JOB> Output every entry exactly, from the first line to the last.

INPUT>
——
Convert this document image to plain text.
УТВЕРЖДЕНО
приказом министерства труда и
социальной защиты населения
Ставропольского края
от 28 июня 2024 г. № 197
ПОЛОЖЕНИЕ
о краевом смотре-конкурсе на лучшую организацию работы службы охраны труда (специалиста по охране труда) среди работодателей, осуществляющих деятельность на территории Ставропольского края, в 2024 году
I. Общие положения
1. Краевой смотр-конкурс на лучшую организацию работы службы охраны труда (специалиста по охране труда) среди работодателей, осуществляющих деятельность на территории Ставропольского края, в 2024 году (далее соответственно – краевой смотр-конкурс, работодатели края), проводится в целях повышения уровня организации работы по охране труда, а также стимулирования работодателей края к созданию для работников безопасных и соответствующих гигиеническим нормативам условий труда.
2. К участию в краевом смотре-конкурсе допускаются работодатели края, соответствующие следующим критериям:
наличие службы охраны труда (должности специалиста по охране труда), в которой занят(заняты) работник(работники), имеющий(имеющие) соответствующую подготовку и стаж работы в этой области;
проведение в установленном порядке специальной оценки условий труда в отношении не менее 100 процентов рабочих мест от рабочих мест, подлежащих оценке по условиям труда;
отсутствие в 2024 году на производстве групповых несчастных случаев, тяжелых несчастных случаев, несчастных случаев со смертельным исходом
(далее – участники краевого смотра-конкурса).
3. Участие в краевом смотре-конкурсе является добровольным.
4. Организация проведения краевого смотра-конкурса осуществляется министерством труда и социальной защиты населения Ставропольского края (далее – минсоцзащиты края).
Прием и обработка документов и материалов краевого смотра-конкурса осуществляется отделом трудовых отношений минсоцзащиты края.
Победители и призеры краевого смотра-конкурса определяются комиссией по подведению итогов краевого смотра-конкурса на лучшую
——
SOLUTION>
Convert this document image to plain text.
УТВЕРЖДЕНО
приказом министерства труда и
социальной защиты населения
Ставропольского края
от 28 июня 2024 г. № 197
ПОЛОЖЕНИЕ
о краевом смотре-конкурсе на лучшую организацию работы службы охраны труда (специалиста по охране труда) среди работодателей, осуществляющих деятельность на территории Ставропольского края, в 2024 году
I. Общие положения
1. Краевой смотр-конкурс на лучшую организацию работы службы охраны труда (специалиста по охране труда) среди работодателей, осуществляющих деятельность на территории Ставропольского края, в 2024 году (далее соответственно – краевой смотр-конкурс, работодатели края), проводится в целях повышения уровня организации работы по охране труда, а также стимулирования работодателей края к созданию для работников безопасных и соответствующих гигиеническим нормативам условий труда.
2. К участию в краевом смотре-конкурсе допускаются работодатели края, соответствующие следующим критериям:
наличие службы охраны труда (должности специалиста по охране труда), в которой занят(заняты) работник(работники), имеющий(имеющие) соответствующую подготовку и стаж работы в этой области;
проведение в установленном порядке специальной оценки условий труда в отношении не менее 100 процентов рабочих мест от рабочих мест, подлежащих оценке по условиям труда;
отсутствие в 2024 году на производстве групповых несчастных случаев, тяжелых несчастных случаев, несчастных случаев со смертельным исходом
(далее – участники краевого смотра-конкурса).
3. Участие в краевом смотре-конкурсе является добровольным.
4. Организация проведения краевого смотра-конкурса осуществляется министерством труда и социальной защиты населения Ставропольского края (далее – минсоцзащиты края).
Прием и обработка документов и материалов краевого смотра-конкурса осуществляется отделом трудовых отношений минсоцзащиты края.
Победители и призеры краевого смотра-конкурса определяются комиссией по подведению итогов краевого смотра-конкурса на лучшую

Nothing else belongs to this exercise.